▶ **Records shown**:
▼

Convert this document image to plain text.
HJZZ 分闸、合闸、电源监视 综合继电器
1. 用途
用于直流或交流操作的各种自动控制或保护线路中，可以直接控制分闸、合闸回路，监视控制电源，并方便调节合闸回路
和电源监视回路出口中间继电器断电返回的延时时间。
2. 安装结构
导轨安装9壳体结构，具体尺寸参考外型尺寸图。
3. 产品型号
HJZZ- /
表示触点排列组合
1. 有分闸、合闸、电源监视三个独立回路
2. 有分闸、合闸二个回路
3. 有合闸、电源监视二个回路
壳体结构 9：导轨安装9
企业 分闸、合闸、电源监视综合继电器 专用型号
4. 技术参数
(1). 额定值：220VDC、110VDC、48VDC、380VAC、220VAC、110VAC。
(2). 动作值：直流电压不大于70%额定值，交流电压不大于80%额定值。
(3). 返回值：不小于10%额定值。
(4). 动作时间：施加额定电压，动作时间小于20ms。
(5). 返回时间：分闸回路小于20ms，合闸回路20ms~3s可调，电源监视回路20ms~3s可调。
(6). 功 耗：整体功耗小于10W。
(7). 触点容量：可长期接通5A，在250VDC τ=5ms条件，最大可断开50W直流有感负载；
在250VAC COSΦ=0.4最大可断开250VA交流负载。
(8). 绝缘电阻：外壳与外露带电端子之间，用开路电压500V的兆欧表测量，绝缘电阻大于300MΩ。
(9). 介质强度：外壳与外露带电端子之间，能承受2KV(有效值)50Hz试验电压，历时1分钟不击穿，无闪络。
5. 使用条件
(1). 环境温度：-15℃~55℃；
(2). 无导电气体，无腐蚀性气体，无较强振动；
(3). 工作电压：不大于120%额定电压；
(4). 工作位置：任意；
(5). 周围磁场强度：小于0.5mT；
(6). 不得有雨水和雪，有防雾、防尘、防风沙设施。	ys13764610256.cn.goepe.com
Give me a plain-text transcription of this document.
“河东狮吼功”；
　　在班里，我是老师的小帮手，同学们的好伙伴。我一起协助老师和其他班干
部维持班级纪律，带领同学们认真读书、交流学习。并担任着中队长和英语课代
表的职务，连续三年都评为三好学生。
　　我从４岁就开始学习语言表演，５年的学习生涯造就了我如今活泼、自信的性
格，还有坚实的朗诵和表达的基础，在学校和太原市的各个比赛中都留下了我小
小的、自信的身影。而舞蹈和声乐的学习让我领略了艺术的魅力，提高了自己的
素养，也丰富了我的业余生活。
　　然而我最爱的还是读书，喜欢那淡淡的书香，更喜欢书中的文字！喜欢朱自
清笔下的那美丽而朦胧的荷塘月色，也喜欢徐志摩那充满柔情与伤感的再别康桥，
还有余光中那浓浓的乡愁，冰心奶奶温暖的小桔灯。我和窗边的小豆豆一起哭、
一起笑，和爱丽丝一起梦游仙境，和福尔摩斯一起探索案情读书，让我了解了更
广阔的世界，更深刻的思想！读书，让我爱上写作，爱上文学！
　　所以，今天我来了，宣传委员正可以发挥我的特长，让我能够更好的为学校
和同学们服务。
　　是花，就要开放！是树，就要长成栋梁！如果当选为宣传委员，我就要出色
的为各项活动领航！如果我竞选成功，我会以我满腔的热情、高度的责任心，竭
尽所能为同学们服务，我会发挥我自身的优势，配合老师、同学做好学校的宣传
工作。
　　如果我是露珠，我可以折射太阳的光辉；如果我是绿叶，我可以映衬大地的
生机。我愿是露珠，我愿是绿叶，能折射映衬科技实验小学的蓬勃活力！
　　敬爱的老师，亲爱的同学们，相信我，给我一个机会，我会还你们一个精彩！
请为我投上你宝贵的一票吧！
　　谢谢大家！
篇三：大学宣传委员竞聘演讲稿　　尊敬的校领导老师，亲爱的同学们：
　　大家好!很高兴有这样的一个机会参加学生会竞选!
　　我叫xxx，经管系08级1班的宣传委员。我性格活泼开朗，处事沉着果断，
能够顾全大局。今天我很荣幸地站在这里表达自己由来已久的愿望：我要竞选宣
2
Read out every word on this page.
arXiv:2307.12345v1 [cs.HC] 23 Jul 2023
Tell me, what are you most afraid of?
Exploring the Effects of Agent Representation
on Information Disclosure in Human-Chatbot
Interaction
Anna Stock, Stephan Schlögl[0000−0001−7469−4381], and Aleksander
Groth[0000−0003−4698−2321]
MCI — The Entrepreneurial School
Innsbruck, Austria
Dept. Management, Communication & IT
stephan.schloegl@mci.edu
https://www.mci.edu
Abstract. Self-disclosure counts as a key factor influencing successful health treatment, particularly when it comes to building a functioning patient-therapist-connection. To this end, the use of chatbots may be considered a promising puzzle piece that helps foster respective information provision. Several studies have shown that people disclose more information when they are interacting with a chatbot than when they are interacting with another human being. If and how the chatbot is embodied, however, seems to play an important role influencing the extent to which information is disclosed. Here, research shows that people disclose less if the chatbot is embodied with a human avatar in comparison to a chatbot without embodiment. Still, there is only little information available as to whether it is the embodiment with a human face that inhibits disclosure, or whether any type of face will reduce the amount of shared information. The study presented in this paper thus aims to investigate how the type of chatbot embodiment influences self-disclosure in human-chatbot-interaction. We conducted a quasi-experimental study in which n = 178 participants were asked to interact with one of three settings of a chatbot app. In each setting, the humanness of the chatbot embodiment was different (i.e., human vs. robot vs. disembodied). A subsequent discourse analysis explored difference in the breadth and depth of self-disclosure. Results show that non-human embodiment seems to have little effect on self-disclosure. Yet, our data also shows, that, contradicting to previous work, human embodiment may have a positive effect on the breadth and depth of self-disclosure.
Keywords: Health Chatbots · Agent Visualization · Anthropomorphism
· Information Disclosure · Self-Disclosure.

▲

▶ **What you will do**:
Where a line holds "plain", copy that line.

▶ **Correct output**:
Convert this document image to plain text.
Give me a plain-text transcription of this document.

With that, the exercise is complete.